▶ [Goal of the exercise] Copy out, from the entries below, each line holding the string "ratoon".

▶ [Records supplied]
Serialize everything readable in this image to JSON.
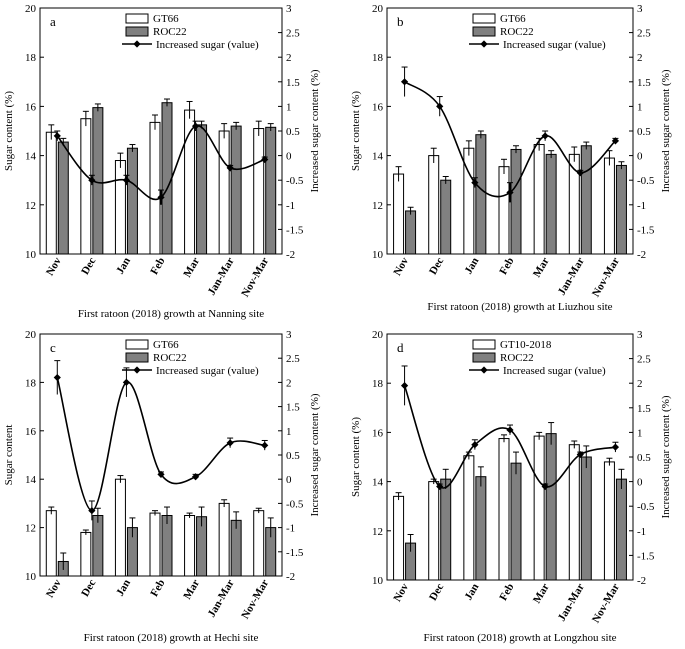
{
  "colors": {
    "gt_fill": "#ffffff",
    "roc_fill": "#808080",
    "line": "#000000",
    "axis": "#000000"
  },
  "chart_data": [
    {
      "panel_letter": "a",
      "type": "bar+line",
      "categories": [
        "Nov",
        "Dec",
        "Jan",
        "Feb",
        "Mar",
        "Jan-Mar",
        "Nov-Mar"
      ],
      "title": "First ratoon (2018) growth at Nanning site",
      "ylabel": "Sugar content (%)",
      "y2label": "Increased sugar content (%)",
      "ylim": [
        10,
        20
      ],
      "y2lim": [
        -2,
        3
      ],
      "yticks": [
        "10",
        "12",
        "14",
        "16",
        "18",
        "20"
      ],
      "y2ticks": [
        "-2",
        "-1.5",
        "-1",
        "-0.5",
        "0",
        "0.5",
        "1",
        "1.5",
        "2",
        "2.5",
        "3"
      ],
      "legend_position": "top-center",
      "series": [
        {
          "name": "GT66",
          "kind": "bar",
          "values": [
            14.95,
            15.5,
            13.8,
            15.35,
            15.85,
            15.0,
            15.1
          ],
          "errors": [
            0.3,
            0.3,
            0.3,
            0.3,
            0.35,
            0.3,
            0.3
          ]
        },
        {
          "name": "ROC22",
          "kind": "bar",
          "values": [
            14.55,
            15.95,
            14.3,
            16.15,
            15.25,
            15.2,
            15.15
          ],
          "errors": [
            0.15,
            0.15,
            0.15,
            0.15,
            0.15,
            0.15,
            0.15
          ]
        },
        {
          "name": "Increased sugar (value)",
          "kind": "line",
          "values": [
            0.4,
            -0.5,
            -0.5,
            -0.85,
            0.6,
            -0.25,
            -0.08
          ],
          "errors": [
            0.1,
            0.1,
            0.1,
            0.15,
            0.1,
            0.05,
            0.05
          ]
        }
      ]
    },
    {
      "panel_letter": "b",
      "type": "bar+line",
      "categories": [
        "Nov",
        "Dec",
        "Jan",
        "Feb",
        "Mar",
        "Jan-Mar",
        "Nov-Mar"
      ],
      "title": "First ratoon (2018) growth at Liuzhou site",
      "ylabel": "Sugar content (%)",
      "y2label": "Increased sugar content (%)",
      "ylim": [
        10,
        20
      ],
      "y2lim": [
        -2,
        3
      ],
      "yticks": [
        "10",
        "12",
        "14",
        "16",
        "18",
        "20"
      ],
      "y2ticks": [
        "-2",
        "-1.5",
        "-1",
        "-0.5",
        "0",
        "0.5",
        "1",
        "1.5",
        "2",
        "2.5",
        "3"
      ],
      "legend_position": "top-center",
      "series": [
        {
          "name": "GT66",
          "kind": "bar",
          "values": [
            13.25,
            14.0,
            14.3,
            13.55,
            14.45,
            14.05,
            13.9
          ],
          "errors": [
            0.3,
            0.3,
            0.3,
            0.3,
            0.25,
            0.3,
            0.3
          ]
        },
        {
          "name": "ROC22",
          "kind": "bar",
          "values": [
            11.75,
            13.0,
            14.85,
            14.25,
            14.05,
            14.4,
            13.6
          ],
          "errors": [
            0.15,
            0.15,
            0.15,
            0.15,
            0.15,
            0.15,
            0.15
          ]
        },
        {
          "name": "Increased sugar (value)",
          "kind": "line",
          "values": [
            1.5,
            1.0,
            -0.55,
            -0.75,
            0.4,
            -0.35,
            0.3
          ],
          "errors": [
            0.3,
            0.2,
            0.1,
            0.2,
            0.1,
            0.05,
            0.05
          ]
        }
      ]
    },
    {
      "panel_letter": "c",
      "type": "bar+line",
      "categories": [
        "Nov",
        "Dec",
        "Jan",
        "Feb",
        "Mar",
        "Jan-Mar",
        "Nov-Mar"
      ],
      "title": "First ratoon (2018) growth at Hechi site",
      "ylabel": "Sugar content",
      "y2label": "Increased sugar content (%)",
      "ylim": [
        10,
        20
      ],
      "y2lim": [
        -2,
        3
      ],
      "yticks": [
        "10",
        "12",
        "14",
        "16",
        "18",
        "20"
      ],
      "y2ticks": [
        "-2",
        "-1.5",
        "-1",
        "-0.5",
        "0",
        "0.5",
        "1",
        "1.5",
        "2",
        "2.5",
        "3"
      ],
      "legend_position": "top-center",
      "series": [
        {
          "name": "GT66",
          "kind": "bar",
          "values": [
            12.7,
            11.8,
            14.0,
            12.6,
            12.5,
            13.0,
            12.7
          ],
          "errors": [
            0.15,
            0.1,
            0.15,
            0.1,
            0.1,
            0.15,
            0.1
          ]
        },
        {
          "name": "ROC22",
          "kind": "bar",
          "values": [
            10.6,
            12.5,
            12.0,
            12.5,
            12.45,
            12.3,
            12.0
          ],
          "errors": [
            0.35,
            0.3,
            0.4,
            0.35,
            0.4,
            0.35,
            0.4
          ]
        },
        {
          "name": "Increased sugar (value)",
          "kind": "line",
          "values": [
            2.1,
            -0.65,
            2.0,
            0.1,
            0.05,
            0.75,
            0.7
          ],
          "errors": [
            0.35,
            0.2,
            0.3,
            0.05,
            0.05,
            0.1,
            0.1
          ]
        }
      ]
    },
    {
      "panel_letter": "d",
      "type": "bar+line",
      "categories": [
        "Nov",
        "Dec",
        "Jan",
        "Feb",
        "Mar",
        "Jan-Mar",
        "Nov-Mar"
      ],
      "title": "First ratoon (2018) growth at Longzhou site",
      "ylabel": "Sugar content (%)",
      "y2label": "Increased sugar content (%)",
      "ylim": [
        10,
        20
      ],
      "y2lim": [
        -2,
        3
      ],
      "yticks": [
        "10",
        "12",
        "14",
        "16",
        "18",
        "20"
      ],
      "y2ticks": [
        "-2",
        "-1.5",
        "-1",
        "-0.5",
        "0",
        "0.5",
        "1",
        "1.5",
        "2",
        "2.5",
        "3"
      ],
      "legend_position": "top-center",
      "series": [
        {
          "name": "GT10-2018",
          "kind": "bar",
          "values": [
            13.4,
            14.0,
            15.05,
            15.75,
            15.85,
            15.5,
            14.8
          ],
          "errors": [
            0.15,
            0.1,
            0.15,
            0.15,
            0.15,
            0.15,
            0.15
          ]
        },
        {
          "name": "ROC22",
          "kind": "bar",
          "values": [
            11.5,
            14.1,
            14.2,
            14.75,
            15.95,
            15.0,
            14.1
          ],
          "errors": [
            0.35,
            0.4,
            0.4,
            0.45,
            0.45,
            0.45,
            0.4
          ]
        },
        {
          "name": "Increased sugar (value)",
          "kind": "line",
          "values": [
            1.95,
            -0.1,
            0.75,
            1.05,
            -0.1,
            0.55,
            0.7
          ],
          "errors": [
            0.4,
            0.05,
            0.1,
            0.1,
            0.05,
            0.05,
            0.1
          ]
        }
      ]
    }
  ]
}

▶ [Expected answer]
      "title": "First ratoon (2018) growth at Nanning site",
      "title": "First ratoon (2018) growth at Liuzhou site",
      "title": "First ratoon (2018) growth at Hechi site",
      "title": "First ratoon (2018) growth at Longzhou site",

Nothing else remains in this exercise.